(Saved entries)
*****

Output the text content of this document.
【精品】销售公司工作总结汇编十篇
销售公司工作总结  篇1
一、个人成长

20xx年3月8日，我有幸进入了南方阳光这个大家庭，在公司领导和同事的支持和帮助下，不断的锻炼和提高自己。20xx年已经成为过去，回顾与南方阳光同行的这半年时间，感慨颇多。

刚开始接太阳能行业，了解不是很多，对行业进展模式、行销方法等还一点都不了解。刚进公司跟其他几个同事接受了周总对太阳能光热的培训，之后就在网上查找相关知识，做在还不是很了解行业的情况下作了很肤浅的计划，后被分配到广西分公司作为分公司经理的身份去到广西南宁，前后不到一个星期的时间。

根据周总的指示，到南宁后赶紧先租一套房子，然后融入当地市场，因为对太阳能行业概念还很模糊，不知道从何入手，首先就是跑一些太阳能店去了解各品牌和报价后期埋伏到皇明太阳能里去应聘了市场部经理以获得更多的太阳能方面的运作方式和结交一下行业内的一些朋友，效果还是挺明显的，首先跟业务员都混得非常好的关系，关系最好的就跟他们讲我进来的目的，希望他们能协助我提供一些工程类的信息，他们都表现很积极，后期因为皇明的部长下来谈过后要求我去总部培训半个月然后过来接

*****

Problem to solve>
Reproduce all the records precisely.

Response to the exercise>
Output the text content of this document.
【精品】销售公司工作总结汇编十篇
销售公司工作总结  篇1
一、个人成长

20xx年3月8日，我有幸进入了南方阳光这个大家庭，在公司领导和同事的支持和帮助下，不断的锻炼和提高自己。20xx年已经成为过去，回顾与南方阳光同行的这半年时间，感慨颇多。

刚开始接太阳能行业，了解不是很多，对行业进展模式、行销方法等还一点都不了解。刚进公司跟其他几个同事接受了周总对太阳能光热的培训，之后就在网上查找相关知识，做在还不是很了解行业的情况下作了很肤浅的计划，后被分配到广西分公司作为分公司经理的身份去到广西南宁，前后不到一个星期的时间。

根据周总的指示，到南宁后赶紧先租一套房子，然后融入当地市场，因为对太阳能行业概念还很模糊，不知道从何入手，首先就是跑一些太阳能店去了解各品牌和报价后期埋伏到皇明太阳能里去应聘了市场部经理以获得更多的太阳能方面的运作方式和结交一下行业内的一些朋友，效果还是挺明显的，首先跟业务员都混得非常好的关系，关系最好的就跟他们讲我进来的目的，希望他们能协助我提供一些工程类的信息，他们都表现很积极，后期因为皇明的部长下来谈过后要求我去总部培训半个月然后过来接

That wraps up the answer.